----- Extracted data

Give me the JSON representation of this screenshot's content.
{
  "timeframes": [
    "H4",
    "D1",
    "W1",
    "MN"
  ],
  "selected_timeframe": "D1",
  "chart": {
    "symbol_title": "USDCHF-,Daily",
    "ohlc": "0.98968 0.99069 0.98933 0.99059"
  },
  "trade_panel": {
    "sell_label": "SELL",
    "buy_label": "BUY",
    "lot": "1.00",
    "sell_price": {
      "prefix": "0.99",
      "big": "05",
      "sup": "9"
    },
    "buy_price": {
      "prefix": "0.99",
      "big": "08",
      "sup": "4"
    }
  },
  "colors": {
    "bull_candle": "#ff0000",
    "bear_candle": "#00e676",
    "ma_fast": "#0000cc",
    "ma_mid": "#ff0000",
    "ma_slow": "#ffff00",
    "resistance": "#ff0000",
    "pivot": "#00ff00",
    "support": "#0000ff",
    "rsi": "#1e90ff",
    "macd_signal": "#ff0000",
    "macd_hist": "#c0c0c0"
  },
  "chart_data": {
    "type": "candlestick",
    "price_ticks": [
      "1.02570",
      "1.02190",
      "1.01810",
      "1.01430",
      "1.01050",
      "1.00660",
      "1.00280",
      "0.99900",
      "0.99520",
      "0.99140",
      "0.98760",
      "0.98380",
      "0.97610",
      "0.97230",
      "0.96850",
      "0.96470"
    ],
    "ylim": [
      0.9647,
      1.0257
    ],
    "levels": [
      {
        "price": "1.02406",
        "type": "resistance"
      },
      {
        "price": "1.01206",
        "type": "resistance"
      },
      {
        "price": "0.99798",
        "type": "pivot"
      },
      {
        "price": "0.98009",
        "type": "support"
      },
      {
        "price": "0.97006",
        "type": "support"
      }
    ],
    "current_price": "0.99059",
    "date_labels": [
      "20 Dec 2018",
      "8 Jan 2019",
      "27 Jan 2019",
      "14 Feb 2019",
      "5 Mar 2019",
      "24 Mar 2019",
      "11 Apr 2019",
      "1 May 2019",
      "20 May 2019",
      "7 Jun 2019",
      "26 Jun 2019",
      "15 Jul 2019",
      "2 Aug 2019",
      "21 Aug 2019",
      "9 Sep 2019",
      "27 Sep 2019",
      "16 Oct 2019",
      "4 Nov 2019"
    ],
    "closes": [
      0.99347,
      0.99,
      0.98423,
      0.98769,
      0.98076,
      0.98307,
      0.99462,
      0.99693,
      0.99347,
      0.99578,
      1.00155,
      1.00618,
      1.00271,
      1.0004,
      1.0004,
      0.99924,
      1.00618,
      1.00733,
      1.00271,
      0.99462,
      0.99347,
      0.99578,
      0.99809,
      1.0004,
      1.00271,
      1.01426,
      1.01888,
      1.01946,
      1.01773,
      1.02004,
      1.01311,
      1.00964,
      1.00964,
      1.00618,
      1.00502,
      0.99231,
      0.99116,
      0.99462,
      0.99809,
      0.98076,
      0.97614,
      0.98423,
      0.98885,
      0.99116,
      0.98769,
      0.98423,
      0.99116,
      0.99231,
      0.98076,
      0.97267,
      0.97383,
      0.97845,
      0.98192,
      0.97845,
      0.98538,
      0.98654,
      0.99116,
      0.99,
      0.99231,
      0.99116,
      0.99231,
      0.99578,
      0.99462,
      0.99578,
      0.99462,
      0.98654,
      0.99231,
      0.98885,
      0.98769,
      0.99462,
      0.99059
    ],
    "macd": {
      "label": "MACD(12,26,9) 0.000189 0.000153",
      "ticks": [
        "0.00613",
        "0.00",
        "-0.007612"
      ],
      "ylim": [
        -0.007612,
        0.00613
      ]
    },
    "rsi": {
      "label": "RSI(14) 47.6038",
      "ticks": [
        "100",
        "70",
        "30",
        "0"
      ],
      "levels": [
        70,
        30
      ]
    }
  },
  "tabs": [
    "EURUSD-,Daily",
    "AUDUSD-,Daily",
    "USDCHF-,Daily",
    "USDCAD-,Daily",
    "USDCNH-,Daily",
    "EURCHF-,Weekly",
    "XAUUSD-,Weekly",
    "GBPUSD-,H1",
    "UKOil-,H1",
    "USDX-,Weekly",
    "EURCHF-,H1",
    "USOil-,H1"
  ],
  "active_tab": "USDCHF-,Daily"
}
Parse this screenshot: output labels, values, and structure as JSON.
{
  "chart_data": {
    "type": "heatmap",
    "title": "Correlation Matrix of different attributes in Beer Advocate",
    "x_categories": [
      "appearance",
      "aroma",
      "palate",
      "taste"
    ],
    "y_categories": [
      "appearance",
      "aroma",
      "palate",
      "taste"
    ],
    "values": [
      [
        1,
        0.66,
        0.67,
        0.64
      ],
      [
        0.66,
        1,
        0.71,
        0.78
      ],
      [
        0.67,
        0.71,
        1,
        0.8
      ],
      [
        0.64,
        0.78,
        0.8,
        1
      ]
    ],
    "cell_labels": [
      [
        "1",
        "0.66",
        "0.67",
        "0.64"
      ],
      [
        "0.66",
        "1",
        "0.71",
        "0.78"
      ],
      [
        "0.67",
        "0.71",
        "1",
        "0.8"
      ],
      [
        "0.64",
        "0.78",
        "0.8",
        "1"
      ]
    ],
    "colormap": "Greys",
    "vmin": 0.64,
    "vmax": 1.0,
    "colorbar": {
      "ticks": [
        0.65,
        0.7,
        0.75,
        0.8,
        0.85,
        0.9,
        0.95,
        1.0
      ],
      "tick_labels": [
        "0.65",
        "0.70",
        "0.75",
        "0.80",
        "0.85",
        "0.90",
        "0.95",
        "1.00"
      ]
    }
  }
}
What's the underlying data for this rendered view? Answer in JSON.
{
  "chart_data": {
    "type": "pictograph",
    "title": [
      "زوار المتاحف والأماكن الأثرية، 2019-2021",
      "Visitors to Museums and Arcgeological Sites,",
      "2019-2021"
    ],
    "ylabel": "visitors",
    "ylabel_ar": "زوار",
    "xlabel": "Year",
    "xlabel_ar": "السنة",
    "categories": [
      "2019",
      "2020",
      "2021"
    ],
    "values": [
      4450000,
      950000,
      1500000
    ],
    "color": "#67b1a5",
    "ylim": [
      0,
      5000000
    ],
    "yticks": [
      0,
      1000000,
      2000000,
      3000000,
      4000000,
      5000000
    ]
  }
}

----------

Exercise goal: Reproduce exactly, with nothing added, the lines from the one that contains "What's the underlying" to the end of the data.

Full solution:
What's the underlying data for this rendered view? Answer in JSON.
{
  "chart_data": {
    "type": "pictograph",
    "title": [
      "زوار المتاحف والأماكن الأثرية، 2019-2021",
      "Visitors to Museums and Arcgeological Sites,",
      "2019-2021"
    ],
    "ylabel": "visitors",
    "ylabel_ar": "زوار",
    "xlabel": "Year",
    "xlabel_ar": "السنة",
    "categories": [
      "2019",
      "2020",
      "2021"
    ],
    "values": [
      4450000,
      950000,
      1500000
    ],
    "color": "#67b1a5",
    "ylim": [
      0,
      5000000
    ],
    "yticks": [
      0,
      1000000,
      2000000,
      3000000,
      4000000,
      5000000
    ]
  }
}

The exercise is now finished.